Exercise materials
▬▬▬

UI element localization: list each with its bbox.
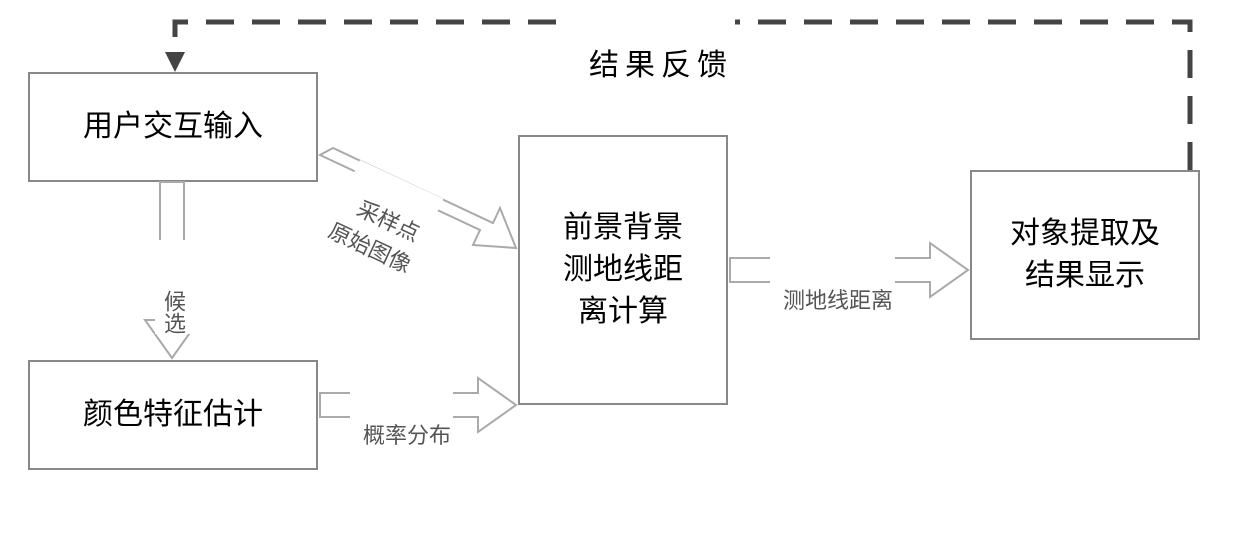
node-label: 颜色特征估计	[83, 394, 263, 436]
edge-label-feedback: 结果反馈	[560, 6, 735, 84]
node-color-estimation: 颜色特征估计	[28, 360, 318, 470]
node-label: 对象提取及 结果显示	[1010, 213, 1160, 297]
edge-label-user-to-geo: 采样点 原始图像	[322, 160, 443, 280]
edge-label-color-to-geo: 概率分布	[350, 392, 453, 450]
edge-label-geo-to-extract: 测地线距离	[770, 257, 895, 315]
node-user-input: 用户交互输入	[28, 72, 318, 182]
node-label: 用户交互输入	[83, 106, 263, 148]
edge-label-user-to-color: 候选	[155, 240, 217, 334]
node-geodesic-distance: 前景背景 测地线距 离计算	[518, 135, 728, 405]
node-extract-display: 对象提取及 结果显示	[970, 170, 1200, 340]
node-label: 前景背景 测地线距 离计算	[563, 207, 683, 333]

▬▬▬

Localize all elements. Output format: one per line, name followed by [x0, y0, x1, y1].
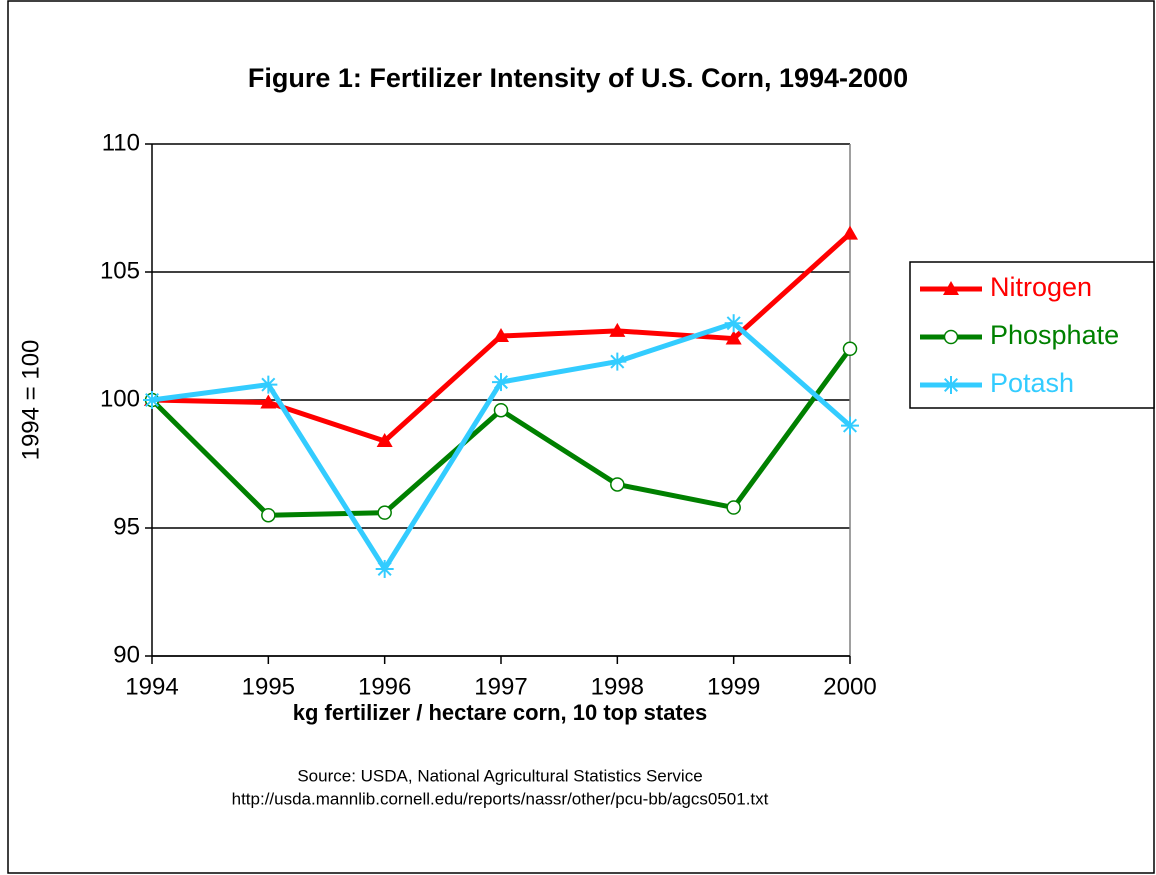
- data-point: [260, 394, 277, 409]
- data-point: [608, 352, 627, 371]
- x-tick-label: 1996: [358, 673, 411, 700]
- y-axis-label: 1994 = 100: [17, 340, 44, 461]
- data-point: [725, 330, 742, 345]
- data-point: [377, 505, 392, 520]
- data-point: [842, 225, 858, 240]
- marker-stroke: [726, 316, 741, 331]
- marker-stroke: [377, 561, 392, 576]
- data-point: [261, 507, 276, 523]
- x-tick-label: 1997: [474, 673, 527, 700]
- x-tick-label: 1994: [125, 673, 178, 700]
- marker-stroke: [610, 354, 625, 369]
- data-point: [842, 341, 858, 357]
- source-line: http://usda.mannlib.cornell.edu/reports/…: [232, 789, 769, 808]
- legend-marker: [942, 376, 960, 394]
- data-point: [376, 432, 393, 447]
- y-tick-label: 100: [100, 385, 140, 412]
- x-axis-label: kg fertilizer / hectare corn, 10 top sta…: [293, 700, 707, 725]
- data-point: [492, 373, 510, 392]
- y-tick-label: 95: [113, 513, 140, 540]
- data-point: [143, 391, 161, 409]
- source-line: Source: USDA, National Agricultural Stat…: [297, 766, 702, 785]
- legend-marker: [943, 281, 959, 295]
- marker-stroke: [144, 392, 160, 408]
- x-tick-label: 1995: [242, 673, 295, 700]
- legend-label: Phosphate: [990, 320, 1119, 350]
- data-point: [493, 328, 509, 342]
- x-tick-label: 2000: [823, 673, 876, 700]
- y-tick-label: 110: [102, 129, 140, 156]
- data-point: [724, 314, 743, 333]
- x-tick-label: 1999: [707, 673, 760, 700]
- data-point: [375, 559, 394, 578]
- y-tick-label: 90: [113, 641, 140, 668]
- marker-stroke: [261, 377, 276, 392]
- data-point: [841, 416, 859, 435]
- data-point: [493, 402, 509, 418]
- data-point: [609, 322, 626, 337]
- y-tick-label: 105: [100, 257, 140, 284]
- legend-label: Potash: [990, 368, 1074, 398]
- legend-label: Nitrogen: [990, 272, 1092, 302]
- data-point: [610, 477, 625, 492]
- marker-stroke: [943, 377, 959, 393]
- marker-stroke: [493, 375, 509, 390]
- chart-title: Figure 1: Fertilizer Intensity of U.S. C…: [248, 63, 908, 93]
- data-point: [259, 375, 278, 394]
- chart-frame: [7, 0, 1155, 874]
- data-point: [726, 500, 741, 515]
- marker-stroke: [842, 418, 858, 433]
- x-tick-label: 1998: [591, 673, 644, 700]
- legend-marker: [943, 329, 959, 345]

▬▬▬

Task instructions
Report every line in the material above that contains the string "对象提取及", copying each line in full.

Completed task
node-label: 对象提取及 结果显示	[1010, 213, 1160, 297]
node-extract-display: 对象提取及 结果显示	[970, 170, 1200, 340]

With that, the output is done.